Task details – Go through the records line by line and work out how many lines hold the word "name". Answer with the number only.

Records provided –
· · · · · · ·

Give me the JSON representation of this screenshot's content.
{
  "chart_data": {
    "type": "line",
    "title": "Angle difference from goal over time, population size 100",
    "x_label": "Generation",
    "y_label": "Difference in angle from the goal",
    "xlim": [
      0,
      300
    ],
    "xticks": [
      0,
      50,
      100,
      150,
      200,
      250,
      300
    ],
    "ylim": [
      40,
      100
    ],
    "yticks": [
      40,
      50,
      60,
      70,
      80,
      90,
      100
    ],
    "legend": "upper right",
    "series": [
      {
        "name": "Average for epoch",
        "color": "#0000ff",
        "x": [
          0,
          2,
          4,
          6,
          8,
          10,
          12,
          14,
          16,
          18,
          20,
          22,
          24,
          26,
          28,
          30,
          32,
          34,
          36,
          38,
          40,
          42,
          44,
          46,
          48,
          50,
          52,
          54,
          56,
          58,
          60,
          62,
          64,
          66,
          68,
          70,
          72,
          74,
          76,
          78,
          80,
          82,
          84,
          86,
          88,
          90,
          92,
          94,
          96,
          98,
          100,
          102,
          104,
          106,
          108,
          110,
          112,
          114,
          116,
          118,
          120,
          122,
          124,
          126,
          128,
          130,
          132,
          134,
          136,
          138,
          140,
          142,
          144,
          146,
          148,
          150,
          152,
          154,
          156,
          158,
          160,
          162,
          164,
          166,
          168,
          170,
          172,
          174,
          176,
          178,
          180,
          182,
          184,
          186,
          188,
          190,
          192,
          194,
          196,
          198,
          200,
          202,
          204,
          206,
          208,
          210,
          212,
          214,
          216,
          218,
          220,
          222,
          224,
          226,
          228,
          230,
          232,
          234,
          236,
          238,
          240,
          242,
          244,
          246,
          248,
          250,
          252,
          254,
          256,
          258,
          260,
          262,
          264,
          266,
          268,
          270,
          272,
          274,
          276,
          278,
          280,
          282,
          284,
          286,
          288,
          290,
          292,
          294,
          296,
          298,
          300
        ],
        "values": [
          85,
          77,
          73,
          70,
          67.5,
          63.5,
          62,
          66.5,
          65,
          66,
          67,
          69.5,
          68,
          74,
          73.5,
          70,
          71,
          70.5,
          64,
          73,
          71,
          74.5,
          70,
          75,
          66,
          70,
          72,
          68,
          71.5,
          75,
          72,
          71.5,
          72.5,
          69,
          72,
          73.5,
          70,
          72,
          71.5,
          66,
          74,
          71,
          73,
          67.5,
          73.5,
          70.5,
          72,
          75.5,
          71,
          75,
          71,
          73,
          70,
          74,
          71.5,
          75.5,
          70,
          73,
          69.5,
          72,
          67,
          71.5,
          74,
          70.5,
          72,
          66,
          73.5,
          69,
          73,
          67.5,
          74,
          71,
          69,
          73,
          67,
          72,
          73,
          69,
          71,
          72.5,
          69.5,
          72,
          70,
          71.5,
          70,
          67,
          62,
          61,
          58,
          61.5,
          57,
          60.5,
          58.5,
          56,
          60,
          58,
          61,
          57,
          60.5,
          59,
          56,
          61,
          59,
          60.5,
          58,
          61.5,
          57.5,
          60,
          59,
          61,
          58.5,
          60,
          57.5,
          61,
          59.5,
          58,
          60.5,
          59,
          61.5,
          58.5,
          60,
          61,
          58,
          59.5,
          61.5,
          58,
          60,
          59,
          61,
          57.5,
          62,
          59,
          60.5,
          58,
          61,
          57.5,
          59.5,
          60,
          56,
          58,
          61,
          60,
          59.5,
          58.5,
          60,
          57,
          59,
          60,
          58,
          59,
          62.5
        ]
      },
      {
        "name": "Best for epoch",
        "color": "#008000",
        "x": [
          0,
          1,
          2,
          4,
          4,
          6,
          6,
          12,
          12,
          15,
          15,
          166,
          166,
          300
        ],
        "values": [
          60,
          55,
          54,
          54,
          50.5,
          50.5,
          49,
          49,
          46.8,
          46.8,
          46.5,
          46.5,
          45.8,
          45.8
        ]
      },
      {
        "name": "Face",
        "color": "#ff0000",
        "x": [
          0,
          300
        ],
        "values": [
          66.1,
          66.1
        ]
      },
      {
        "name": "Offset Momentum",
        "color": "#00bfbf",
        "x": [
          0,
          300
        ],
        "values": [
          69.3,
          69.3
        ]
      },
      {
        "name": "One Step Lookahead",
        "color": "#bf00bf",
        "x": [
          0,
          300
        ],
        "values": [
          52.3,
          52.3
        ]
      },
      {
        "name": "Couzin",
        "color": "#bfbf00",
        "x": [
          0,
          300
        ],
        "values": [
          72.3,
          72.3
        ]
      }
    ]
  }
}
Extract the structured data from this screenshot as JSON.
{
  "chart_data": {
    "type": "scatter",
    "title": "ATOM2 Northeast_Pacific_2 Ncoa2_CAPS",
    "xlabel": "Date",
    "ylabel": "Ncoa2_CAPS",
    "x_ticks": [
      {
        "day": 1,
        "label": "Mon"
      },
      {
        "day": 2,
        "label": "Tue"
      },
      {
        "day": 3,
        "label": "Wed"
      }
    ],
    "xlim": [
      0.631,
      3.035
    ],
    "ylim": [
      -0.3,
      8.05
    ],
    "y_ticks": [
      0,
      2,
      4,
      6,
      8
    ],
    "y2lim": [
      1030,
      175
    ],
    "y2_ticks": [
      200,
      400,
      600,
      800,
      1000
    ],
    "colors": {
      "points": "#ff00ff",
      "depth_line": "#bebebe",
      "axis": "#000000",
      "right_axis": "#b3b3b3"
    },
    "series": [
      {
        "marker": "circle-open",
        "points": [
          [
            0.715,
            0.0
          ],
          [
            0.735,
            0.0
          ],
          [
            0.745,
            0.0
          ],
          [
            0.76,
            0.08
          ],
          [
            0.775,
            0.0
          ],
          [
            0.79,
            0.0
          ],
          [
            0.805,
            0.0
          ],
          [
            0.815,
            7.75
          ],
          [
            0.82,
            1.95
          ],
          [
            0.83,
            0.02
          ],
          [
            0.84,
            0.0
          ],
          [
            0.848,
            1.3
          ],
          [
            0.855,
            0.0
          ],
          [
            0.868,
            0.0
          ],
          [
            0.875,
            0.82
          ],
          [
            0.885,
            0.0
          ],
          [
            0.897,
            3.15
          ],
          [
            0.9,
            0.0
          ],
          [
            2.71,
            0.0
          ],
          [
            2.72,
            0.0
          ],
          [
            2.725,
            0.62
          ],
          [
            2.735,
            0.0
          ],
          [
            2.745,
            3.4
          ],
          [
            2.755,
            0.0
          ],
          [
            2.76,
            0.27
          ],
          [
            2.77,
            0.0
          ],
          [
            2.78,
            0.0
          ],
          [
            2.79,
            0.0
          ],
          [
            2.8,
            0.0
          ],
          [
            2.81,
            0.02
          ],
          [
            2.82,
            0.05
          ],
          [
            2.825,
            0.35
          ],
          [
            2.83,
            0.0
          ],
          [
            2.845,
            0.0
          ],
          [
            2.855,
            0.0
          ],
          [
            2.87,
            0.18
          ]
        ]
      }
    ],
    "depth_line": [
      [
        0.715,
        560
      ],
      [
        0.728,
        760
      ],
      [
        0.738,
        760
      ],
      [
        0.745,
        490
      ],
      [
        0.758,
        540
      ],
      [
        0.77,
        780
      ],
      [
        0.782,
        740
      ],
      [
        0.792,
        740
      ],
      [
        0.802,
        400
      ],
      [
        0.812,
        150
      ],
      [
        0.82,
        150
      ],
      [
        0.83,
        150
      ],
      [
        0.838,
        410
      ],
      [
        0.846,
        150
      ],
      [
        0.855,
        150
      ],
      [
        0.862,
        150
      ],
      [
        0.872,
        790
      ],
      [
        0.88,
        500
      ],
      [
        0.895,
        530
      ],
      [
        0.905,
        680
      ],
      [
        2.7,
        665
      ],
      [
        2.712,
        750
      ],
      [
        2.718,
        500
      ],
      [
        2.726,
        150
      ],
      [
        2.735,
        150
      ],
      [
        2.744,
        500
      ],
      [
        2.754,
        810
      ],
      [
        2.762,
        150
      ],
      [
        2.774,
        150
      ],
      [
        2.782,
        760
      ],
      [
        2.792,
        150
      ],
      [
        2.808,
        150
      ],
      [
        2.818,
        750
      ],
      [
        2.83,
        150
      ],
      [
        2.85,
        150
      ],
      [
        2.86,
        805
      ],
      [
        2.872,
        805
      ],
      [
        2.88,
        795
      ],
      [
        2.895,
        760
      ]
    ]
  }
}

· · · · · · ·

Output below – 6